** start Records **

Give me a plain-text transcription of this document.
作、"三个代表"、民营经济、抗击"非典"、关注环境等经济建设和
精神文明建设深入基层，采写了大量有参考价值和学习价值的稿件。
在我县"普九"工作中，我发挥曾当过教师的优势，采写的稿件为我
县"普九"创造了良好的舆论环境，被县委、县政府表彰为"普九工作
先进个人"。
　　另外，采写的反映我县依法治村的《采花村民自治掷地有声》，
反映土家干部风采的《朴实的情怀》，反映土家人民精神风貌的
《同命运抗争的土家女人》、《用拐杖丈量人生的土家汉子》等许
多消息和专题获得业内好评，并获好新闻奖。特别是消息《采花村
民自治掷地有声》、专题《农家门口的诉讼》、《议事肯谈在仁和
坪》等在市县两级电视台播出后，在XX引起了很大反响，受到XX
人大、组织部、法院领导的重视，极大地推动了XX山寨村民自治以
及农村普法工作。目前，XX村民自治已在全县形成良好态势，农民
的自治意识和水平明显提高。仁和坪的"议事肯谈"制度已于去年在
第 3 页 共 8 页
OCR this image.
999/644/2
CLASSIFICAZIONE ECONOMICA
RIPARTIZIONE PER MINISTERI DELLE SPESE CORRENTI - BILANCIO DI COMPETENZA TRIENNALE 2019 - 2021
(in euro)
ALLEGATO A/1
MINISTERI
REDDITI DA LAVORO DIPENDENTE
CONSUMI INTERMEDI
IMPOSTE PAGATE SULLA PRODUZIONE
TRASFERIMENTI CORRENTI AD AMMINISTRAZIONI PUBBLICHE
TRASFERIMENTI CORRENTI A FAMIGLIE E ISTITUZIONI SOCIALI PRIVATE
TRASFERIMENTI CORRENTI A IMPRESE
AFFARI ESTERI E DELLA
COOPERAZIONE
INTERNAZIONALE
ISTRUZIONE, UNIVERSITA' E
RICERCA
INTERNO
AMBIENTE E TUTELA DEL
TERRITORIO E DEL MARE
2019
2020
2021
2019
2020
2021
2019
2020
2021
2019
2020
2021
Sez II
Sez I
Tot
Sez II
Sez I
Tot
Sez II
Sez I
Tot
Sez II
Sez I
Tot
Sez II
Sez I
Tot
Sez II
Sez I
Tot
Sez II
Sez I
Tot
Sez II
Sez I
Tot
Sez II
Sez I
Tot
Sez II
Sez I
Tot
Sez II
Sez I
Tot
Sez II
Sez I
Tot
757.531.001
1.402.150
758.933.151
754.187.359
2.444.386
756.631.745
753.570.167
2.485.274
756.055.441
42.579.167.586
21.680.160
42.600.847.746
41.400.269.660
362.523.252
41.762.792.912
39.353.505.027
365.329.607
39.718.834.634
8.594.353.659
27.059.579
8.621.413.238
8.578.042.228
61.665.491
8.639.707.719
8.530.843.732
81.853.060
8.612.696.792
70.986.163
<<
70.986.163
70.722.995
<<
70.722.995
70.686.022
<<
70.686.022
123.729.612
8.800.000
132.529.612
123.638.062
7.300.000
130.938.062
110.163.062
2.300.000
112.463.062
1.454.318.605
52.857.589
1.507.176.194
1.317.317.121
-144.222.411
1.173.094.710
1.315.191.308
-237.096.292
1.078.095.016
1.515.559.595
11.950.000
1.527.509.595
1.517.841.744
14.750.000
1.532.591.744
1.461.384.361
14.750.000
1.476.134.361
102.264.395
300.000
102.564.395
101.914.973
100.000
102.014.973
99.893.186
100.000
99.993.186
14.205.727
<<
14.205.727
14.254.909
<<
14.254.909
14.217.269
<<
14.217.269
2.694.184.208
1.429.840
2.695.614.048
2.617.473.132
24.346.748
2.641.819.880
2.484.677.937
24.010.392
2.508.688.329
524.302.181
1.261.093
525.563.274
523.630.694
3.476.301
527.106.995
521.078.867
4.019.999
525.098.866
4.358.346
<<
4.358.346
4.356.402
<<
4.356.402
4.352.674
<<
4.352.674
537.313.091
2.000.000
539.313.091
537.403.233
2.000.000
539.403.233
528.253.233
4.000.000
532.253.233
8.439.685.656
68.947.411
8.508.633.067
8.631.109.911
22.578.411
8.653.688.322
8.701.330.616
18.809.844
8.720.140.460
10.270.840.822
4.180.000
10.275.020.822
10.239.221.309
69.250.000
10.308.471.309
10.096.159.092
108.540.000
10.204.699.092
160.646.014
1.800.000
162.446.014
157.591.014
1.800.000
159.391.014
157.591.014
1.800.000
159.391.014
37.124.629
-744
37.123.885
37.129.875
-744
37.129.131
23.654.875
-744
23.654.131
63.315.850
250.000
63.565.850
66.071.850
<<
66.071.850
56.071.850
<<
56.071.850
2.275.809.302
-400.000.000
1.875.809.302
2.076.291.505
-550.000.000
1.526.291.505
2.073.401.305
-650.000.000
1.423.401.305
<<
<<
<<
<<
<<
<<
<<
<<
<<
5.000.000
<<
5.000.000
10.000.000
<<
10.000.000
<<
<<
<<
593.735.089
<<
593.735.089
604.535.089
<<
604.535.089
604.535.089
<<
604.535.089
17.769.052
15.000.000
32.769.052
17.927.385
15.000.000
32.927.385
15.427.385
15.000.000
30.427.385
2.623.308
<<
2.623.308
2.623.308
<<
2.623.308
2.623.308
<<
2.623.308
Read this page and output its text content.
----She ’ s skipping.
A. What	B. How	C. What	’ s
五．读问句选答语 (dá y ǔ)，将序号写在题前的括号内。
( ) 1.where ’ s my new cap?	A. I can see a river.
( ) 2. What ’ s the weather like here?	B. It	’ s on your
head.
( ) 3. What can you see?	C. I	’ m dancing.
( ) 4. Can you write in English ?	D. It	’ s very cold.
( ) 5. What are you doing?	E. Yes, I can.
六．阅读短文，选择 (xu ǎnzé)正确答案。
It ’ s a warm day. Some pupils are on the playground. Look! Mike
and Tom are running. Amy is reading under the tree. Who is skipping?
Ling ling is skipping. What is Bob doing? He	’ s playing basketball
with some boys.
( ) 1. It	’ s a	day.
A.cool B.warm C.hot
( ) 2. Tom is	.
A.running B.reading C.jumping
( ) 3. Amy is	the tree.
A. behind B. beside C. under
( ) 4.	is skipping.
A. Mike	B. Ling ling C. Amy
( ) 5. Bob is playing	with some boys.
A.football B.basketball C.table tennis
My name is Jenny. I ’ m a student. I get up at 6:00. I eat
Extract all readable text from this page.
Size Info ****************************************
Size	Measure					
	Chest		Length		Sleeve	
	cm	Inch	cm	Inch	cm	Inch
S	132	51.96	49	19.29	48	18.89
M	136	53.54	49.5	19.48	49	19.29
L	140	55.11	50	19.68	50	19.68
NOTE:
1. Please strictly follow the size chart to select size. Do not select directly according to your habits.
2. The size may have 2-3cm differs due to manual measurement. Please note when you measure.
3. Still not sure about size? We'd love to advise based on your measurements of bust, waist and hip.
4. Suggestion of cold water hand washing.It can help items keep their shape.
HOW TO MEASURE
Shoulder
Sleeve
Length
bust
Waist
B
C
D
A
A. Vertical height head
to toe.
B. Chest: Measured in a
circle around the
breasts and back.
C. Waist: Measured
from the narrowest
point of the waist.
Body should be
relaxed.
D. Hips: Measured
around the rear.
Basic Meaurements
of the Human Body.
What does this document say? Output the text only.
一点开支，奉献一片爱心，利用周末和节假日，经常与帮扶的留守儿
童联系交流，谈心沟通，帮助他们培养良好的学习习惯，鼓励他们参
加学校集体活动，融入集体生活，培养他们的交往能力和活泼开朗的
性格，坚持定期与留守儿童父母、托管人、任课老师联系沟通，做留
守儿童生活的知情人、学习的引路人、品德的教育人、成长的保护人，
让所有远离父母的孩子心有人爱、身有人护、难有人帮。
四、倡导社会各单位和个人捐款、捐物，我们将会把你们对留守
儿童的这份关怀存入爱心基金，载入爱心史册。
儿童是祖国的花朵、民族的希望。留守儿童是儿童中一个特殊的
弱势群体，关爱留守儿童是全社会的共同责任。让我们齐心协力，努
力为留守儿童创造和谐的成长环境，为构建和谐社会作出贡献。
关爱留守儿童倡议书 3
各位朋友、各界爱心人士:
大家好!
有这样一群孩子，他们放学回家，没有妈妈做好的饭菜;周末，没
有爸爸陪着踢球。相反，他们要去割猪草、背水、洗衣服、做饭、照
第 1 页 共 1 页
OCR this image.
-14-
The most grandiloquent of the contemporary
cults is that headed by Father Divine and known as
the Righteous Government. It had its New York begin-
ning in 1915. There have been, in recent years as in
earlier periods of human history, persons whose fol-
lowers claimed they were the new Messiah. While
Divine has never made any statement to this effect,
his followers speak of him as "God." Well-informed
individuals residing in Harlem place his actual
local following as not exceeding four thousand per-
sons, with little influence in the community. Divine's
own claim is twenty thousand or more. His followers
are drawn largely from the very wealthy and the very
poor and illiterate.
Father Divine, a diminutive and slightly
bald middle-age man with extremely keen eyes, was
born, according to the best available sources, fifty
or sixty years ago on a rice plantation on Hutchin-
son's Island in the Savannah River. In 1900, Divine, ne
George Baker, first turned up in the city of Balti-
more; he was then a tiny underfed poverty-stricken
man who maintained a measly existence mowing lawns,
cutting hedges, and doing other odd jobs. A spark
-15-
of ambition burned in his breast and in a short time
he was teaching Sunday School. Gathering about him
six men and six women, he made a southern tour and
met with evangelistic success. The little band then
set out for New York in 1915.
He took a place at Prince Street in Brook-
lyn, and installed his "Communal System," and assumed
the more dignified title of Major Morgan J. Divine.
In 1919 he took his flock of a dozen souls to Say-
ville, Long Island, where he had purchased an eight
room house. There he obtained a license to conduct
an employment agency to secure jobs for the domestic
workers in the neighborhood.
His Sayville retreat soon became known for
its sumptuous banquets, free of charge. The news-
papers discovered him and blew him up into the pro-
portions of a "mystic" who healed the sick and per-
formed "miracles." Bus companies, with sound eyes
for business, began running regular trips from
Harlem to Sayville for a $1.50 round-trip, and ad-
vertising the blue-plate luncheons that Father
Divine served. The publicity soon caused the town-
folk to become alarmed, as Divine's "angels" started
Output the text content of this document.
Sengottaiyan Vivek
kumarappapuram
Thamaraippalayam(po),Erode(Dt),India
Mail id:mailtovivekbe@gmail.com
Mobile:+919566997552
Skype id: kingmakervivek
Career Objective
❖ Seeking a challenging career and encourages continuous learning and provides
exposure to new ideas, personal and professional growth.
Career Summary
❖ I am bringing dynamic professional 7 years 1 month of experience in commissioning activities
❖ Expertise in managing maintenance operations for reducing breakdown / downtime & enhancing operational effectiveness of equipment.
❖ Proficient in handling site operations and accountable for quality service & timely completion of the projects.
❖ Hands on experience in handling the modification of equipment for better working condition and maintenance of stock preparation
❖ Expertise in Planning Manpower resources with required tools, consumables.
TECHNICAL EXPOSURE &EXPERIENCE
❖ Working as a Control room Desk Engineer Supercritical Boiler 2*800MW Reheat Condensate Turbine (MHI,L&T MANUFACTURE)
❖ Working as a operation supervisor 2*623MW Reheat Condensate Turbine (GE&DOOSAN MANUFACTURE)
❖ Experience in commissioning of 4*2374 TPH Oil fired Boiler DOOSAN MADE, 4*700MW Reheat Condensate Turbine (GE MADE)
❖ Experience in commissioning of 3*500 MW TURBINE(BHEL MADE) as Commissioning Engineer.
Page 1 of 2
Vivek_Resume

** end Records **

*Exercise task*:
Take every line above carrying "that" and return it.

*Output of the task*:
cults is that headed by Father Divine and known as
vertising the blue-plate luncheons that Father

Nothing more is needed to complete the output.